▶ _TO BE DONE_: Provide an exact reproduction of every entry.

▶ _RECORDS FOR THE EXERCISE_:
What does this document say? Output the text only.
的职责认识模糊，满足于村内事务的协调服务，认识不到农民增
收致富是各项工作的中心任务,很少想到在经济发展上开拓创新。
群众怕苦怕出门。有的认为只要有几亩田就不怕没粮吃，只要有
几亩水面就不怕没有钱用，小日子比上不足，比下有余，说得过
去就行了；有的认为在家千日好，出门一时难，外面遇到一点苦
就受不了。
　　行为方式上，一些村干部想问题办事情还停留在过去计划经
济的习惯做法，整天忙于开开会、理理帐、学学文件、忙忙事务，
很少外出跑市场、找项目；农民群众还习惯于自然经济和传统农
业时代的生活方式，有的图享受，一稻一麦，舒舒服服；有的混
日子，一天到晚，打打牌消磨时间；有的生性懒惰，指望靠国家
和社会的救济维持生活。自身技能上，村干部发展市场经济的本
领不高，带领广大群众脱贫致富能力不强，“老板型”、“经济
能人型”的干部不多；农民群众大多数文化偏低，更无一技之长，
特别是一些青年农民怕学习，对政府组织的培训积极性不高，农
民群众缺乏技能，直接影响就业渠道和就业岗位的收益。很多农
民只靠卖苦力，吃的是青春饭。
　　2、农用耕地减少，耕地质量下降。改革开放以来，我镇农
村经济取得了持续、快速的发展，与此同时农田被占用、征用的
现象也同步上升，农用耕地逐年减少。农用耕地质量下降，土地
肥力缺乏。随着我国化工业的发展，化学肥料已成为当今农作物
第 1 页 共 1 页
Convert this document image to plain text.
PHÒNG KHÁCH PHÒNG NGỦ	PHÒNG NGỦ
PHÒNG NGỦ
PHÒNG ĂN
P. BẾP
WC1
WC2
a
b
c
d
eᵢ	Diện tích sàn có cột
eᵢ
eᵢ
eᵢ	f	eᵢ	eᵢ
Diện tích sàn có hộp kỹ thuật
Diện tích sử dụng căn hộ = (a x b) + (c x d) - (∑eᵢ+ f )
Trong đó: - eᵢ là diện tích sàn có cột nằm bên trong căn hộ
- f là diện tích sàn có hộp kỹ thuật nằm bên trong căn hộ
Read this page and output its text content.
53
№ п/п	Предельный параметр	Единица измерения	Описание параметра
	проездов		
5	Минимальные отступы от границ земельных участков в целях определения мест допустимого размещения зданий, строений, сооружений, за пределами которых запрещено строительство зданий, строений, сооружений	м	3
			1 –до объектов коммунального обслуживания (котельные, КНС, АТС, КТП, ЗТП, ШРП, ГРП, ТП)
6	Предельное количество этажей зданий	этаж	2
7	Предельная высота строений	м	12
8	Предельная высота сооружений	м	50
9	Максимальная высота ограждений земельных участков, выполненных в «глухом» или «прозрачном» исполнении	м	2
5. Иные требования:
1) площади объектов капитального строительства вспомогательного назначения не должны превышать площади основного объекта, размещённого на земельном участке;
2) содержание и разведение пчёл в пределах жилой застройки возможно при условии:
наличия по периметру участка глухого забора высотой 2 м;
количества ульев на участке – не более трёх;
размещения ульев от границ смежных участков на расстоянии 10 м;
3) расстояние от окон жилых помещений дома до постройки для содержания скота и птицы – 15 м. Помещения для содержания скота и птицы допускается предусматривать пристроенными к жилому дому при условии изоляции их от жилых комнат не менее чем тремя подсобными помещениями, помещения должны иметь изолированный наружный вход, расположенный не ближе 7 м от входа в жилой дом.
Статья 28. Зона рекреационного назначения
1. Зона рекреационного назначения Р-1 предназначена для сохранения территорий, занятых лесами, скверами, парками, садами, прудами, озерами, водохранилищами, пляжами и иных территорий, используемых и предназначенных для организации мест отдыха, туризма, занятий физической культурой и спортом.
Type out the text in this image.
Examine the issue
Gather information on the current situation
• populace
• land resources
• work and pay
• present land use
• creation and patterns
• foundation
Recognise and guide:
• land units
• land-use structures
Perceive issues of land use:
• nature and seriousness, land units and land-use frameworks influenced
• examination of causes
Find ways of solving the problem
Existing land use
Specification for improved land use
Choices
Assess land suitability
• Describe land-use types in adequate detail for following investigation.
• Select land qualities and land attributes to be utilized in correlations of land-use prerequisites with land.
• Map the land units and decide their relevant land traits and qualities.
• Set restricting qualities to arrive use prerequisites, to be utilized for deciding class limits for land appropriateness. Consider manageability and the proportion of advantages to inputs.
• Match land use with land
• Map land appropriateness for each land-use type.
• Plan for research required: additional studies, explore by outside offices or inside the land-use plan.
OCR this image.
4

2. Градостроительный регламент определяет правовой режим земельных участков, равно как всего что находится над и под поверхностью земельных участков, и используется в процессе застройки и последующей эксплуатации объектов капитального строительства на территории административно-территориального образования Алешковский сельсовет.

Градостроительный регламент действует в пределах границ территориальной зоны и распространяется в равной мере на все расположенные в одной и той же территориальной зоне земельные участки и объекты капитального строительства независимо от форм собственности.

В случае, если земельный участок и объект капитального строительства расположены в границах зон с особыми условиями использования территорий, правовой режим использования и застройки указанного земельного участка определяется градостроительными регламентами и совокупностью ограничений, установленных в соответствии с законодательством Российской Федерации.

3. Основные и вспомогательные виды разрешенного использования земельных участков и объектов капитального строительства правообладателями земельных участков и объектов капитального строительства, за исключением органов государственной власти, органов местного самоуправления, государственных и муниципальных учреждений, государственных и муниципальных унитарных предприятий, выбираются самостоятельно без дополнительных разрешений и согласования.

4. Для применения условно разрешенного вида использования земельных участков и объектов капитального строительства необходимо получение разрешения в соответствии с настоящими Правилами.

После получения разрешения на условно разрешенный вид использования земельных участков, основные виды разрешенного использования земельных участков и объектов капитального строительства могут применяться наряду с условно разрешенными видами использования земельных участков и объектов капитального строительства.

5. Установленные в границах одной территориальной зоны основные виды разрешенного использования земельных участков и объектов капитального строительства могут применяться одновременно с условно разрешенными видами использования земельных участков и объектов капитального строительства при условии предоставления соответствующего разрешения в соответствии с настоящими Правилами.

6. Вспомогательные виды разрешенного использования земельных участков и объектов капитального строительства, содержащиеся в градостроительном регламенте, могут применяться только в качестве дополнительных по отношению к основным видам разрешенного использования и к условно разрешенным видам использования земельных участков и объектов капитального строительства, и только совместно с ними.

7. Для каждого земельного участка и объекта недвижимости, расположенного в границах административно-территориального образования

▶ _RESPONSE FOR THIS EXERCISE_:
What does this document say? Output the text only.
的职责认识模糊，满足于村内事务的协调服务，认识不到农民增
收致富是各项工作的中心任务,很少想到在经济发展上开拓创新。
群众怕苦怕出门。有的认为只要有几亩田就不怕没粮吃，只要有
几亩水面就不怕没有钱用，小日子比上不足，比下有余，说得过
去就行了；有的认为在家千日好，出门一时难，外面遇到一点苦
就受不了。
　　行为方式上，一些村干部想问题办事情还停留在过去计划经
济的习惯做法，整天忙于开开会、理理帐、学学文件、忙忙事务，
很少外出跑市场、找项目；农民群众还习惯于自然经济和传统农
业时代的生活方式，有的图享受，一稻一麦，舒舒服服；有的混
日子，一天到晚，打打牌消磨时间；有的生性懒惰，指望靠国家
和社会的救济维持生活。自身技能上，村干部发展市场经济的本
领不高，带领广大群众脱贫致富能力不强，“老板型”、“经济
能人型”的干部不多；农民群众大多数文化偏低，更无一技之长，
特别是一些青年农民怕学习，对政府组织的培训积极性不高，农
民群众缺乏技能，直接影响就业渠道和就业岗位的收益。很多农
民只靠卖苦力，吃的是青春饭。
　　2、农用耕地减少，耕地质量下降。改革开放以来，我镇农
村经济取得了持续、快速的发展，与此同时农田被占用、征用的
现象也同步上升，农用耕地逐年减少。农用耕地质量下降，土地
肥力缺乏。随着我国化工业的发展，化学肥料已成为当今农作物
第 1 页 共 1 页
Convert this document image to plain text.
PHÒNG KHÁCH PHÒNG NGỦ	PHÒNG NGỦ
PHÒNG NGỦ
PHÒNG ĂN
P. BẾP
WC1
WC2
a
b
c
d
eᵢ	Diện tích sàn có cột
eᵢ
eᵢ
eᵢ	f	eᵢ	eᵢ
Diện tích sàn có hộp kỹ thuật
Diện tích sử dụng căn hộ = (a x b) + (c x d) - (∑eᵢ+ f )
Trong đó: - eᵢ là diện tích sàn có cột nằm bên trong căn hộ
- f là diện tích sàn có hộp kỹ thuật nằm bên trong căn hộ
Read this page and output its text content.
53
№ п/п	Предельный параметр	Единица измерения	Описание параметра
	проездов		
5	Минимальные отступы от границ земельных участков в целях определения мест допустимого размещения зданий, строений, сооружений, за пределами которых запрещено строительство зданий, строений, сооружений	м	3
			1 –до объектов коммунального обслуживания (котельные, КНС, АТС, КТП, ЗТП, ШРП, ГРП, ТП)
6	Предельное количество этажей зданий	этаж	2
7	Предельная высота строений	м	12
8	Предельная высота сооружений	м	50
9	Максимальная высота ограждений земельных участков, выполненных в «глухом» или «прозрачном» исполнении	м	2
5. Иные требования:
1) площади объектов капитального строительства вспомогательного назначения не должны превышать площади основного объекта, размещённого на земельном участке;
2) содержание и разведение пчёл в пределах жилой застройки возможно при условии:
наличия по периметру участка глухого забора высотой 2 м;
количества ульев на участке – не более трёх;
размещения ульев от границ смежных участков на расстоянии 10 м;
3) расстояние от окон жилых помещений дома до постройки для содержания скота и птицы – 15 м. Помещения для содержания скота и птицы допускается предусматривать пристроенными к жилому дому при условии изоляции их от жилых комнат не менее чем тремя подсобными помещениями, помещения должны иметь изолированный наружный вход, расположенный не ближе 7 м от входа в жилой дом.
Статья 28. Зона рекреационного назначения
1. Зона рекреационного назначения Р-1 предназначена для сохранения территорий, занятых лесами, скверами, парками, садами, прудами, озерами, водохранилищами, пляжами и иных территорий, используемых и предназначенных для организации мест отдыха, туризма, занятий физической культурой и спортом.
Type out the text in this image.
Examine the issue
Gather information on the current situation
• populace
• land resources
• work and pay
• present land use
• creation and patterns
• foundation
Recognise and guide:
• land units
• land-use structures
Perceive issues of land use:
• nature and seriousness, land units and land-use frameworks influenced
• examination of causes
Find ways of solving the problem
Existing land use
Specification for improved land use
Choices
Assess land suitability
• Describe land-use types in adequate detail for following investigation.
• Select land qualities and land attributes to be utilized in correlations of land-use prerequisites with land.
• Map the land units and decide their relevant land traits and qualities.
• Set restricting qualities to arrive use prerequisites, to be utilized for deciding class limits for land appropriateness. Consider manageability and the proportion of advantages to inputs.
• Match land use with land
• Map land appropriateness for each land-use type.
• Plan for research required: additional studies, explore by outside offices or inside the land-use plan.
OCR this image.
4

2. Градостроительный регламент определяет правовой режим земельных участков, равно как всего что находится над и под поверхностью земельных участков, и используется в процессе застройки и последующей эксплуатации объектов капитального строительства на территории административно-территориального образования Алешковский сельсовет.

Градостроительный регламент действует в пределах границ территориальной зоны и распространяется в равной мере на все расположенные в одной и той же территориальной зоне земельные участки и объекты капитального строительства независимо от форм собственности.

В случае, если земельный участок и объект капитального строительства расположены в границах зон с особыми условиями использования территорий, правовой режим использования и застройки указанного земельного участка определяется градостроительными регламентами и совокупностью ограничений, установленных в соответствии с законодательством Российской Федерации.

3. Основные и вспомогательные виды разрешенного использования земельных участков и объектов капитального строительства правообладателями земельных участков и объектов капитального строительства, за исключением органов государственной власти, органов местного самоуправления, государственных и муниципальных учреждений, государственных и муниципальных унитарных предприятий, выбираются самостоятельно без дополнительных разрешений и согласования.

4. Для применения условно разрешенного вида использования земельных участков и объектов капитального строительства необходимо получение разрешения в соответствии с настоящими Правилами.

После получения разрешения на условно разрешенный вид использования земельных участков, основные виды разрешенного использования земельных участков и объектов капитального строительства могут применяться наряду с условно разрешенными видами использования земельных участков и объектов капитального строительства.

5. Установленные в границах одной территориальной зоны основные виды разрешенного использования земельных участков и объектов капитального строительства могут применяться одновременно с условно разрешенными видами использования земельных участков и объектов капитального строительства при условии предоставления соответствующего разрешения в соответствии с настоящими Правилами.

6. Вспомогательные виды разрешенного использования земельных участков и объектов капитального строительства, содержащиеся в градостроительном регламенте, могут применяться только в качестве дополнительных по отношению к основным видам разрешенного использования и к условно разрешенным видам использования земельных участков и объектов капитального строительства, и только совместно с ними.

7. Для каждого земельного участка и объекта недвижимости, расположенного в границах административно-территориального образования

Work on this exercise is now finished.